▸ Work required
Below are some records. Count the lines with "funcionario" in them and give nothing but the total.

▸ Exercise material
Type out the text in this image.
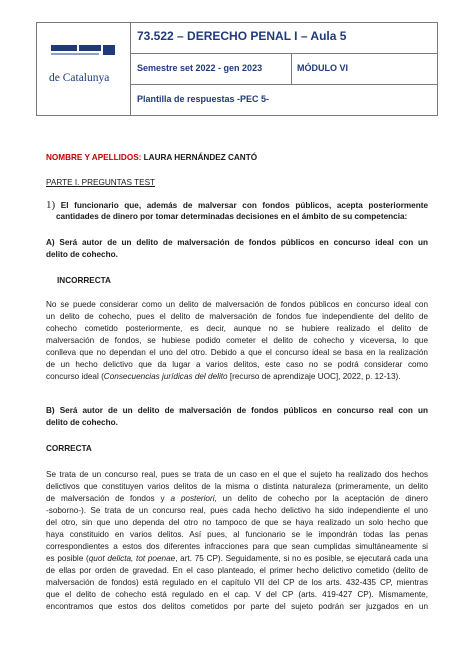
de Catalunya
73.522 – DERECHO PENAL I – Aula 5
Semestre set 2022 - gen 2023	MÓDULO VI
Plantilla de respuestas -PEC 5-
NOMBRE Y APELLIDOS: LAURA HERNÁNDEZ CANTÓ
PARTE I. PREGUNTAS TEST
1) El funcionario que, además de malversar con fondos públicos, acepta posteriormente
cantidades de dinero por tomar determinadas decisiones en el ámbito de su competencia:
A) Será autor de un delito de malversación de fondos públicos en concurso ideal con un
delito de cohecho.
INCORRECTA
No se puede considerar como un delito de malversación de fondos públicos en concurso ideal con
un delito de cohecho, pues el delito de malversación de fondos fue independiente del delito de
cohecho cometido posteriormente, es decir, aunque no se hubiere realizado el delito de
malversación de fondos, se hubiese podido cometer el delito de cohecho y viceversa, lo que
conlleva que no dependan el uno del otro. Debido a que el concurso ideal se basa en la realización
de un hecho delictivo que da lugar a varios delitos, este caso no se podrá considerar como
concurso ideal (Consecuencias jurídicas del delito [recurso de aprendizaje UOC], 2022, p. 12-13).
B) Será autor de un delito de malversación de fondos públicos en concurso real con un
delito de cohecho.
CORRECTA
Se trata de un concurso real, pues se trata de un caso en el que el sujeto ha realizado dos hechos
delictivos que constituyen varios delitos de la misma o distinta naturaleza (primeramente, un delito
de malversación de fondos y a posteriori, un delito de cohecho por la aceptación de dinero
-soborno-). Se trata de un concurso real, pues cada hecho delictivo ha sido independiente el uno
del otro, sin que uno dependa del otro no tampoco de que se haya realizado un solo hecho que
haya constituido en varios delitos. Así pues, al funcionario se le impondrán todas las penas
correspondientes a estos dos diferentes infracciones para que sean cumplidas simultáneamente si
es posible (quot delicta, tot poenae, art. 75 CP). Seguidamente, si no es posible, se ejecutará cada una
de ellas por orden de gravedad. En el caso planteado, el primer hecho delictivo cometido (delito de
malversación de fondos) está regulado en el capítulo VII del CP de los arts. 432-435 CP, mientras
que el delito de cohecho está regulado en el cap. V del CP (arts. 419-427 CP). Mismamente,
encontramos que estos dos delitos cometidos por parte del sujeto podrán ser juzgados en un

▸ Written solution
2